WHAT YOU ARE ASKED TO DO: Quote the passage on FFmpeg encoding progress word for word, starting with "In order to" and going on through "no intermediate progress.".

TEXT UNDER STUDY:
Output #0, ogg, to './data/shower-the-people/minimal-output-stereo-pairs.opus':
size= 14665KiB time=00:03:44.59 bitrate= 534.9kbits/s speed=54.6x

Input file(s)

The Duration: of each input files is printed to the console.
In order to determine how long the final encoded output will be, we just take the max(Duration) of all the inputs.

Output file

The time= contains the currently encoded output progress.
However when testing capturing the console output of FFmpeg in the browser I only got progress at the end, but no intermediate progress.

This confused me a bit, until I started digging into the Emscripten generated TTY implementation

tip
  • Carriage Return (CR) or ASCII 13: Represented as \r, moves the cursor to the beginning of the current line without advancing to the next line.

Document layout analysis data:
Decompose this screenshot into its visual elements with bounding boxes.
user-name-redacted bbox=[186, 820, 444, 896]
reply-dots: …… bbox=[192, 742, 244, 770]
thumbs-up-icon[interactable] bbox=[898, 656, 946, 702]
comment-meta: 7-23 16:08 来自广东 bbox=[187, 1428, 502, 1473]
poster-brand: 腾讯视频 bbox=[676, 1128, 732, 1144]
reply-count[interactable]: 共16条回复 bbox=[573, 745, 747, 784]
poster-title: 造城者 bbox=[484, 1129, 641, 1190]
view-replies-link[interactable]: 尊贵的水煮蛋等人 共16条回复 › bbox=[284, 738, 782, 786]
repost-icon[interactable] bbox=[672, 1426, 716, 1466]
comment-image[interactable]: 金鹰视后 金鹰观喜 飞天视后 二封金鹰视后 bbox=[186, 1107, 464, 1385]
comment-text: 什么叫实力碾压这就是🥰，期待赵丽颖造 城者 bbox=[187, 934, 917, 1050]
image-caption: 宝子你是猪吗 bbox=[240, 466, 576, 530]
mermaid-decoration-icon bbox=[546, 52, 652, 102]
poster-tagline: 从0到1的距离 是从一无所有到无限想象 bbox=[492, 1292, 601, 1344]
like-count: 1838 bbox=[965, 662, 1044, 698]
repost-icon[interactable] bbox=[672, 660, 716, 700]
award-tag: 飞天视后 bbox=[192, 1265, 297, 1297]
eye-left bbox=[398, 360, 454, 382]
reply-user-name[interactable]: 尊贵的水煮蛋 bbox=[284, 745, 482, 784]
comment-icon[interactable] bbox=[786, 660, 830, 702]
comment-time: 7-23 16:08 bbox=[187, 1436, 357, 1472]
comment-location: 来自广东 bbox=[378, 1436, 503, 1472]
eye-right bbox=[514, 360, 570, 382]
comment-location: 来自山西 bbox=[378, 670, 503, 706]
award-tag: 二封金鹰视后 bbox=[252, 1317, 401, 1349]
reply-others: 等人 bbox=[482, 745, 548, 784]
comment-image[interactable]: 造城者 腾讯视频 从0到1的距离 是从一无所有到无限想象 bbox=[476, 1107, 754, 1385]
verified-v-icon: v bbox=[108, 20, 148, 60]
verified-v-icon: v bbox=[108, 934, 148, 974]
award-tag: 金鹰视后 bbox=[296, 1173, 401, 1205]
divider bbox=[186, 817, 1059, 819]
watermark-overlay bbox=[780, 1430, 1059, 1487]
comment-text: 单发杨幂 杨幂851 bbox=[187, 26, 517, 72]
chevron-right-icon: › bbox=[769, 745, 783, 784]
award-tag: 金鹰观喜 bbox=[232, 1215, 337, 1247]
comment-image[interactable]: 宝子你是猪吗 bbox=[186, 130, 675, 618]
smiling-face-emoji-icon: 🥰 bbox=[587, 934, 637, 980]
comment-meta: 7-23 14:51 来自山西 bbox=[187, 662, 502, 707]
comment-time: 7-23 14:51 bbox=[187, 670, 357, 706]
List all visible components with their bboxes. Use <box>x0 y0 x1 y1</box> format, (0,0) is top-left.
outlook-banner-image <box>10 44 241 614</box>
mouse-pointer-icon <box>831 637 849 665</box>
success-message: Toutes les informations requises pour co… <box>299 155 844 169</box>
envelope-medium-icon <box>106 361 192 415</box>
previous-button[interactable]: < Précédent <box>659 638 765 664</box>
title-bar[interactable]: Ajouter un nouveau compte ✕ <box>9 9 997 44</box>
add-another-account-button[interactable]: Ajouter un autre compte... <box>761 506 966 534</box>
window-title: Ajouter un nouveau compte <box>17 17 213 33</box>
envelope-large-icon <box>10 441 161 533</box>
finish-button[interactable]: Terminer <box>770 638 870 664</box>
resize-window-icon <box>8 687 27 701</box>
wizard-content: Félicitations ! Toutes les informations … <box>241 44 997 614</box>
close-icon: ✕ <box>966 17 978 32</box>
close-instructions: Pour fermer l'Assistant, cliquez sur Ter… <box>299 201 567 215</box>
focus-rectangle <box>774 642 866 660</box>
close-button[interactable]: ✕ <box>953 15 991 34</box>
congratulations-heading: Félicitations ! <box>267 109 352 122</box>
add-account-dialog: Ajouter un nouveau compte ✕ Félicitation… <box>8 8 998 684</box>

THE COMPLETED TASK:
In order to determine how long the final encoded output will be, we just take the max(Duration) of all the inputs.

Output file

The time= contains the currently encoded output progress.
However when testing capturing the console output of FFmpeg in the browser I only got progress at the end, but no intermediate progress.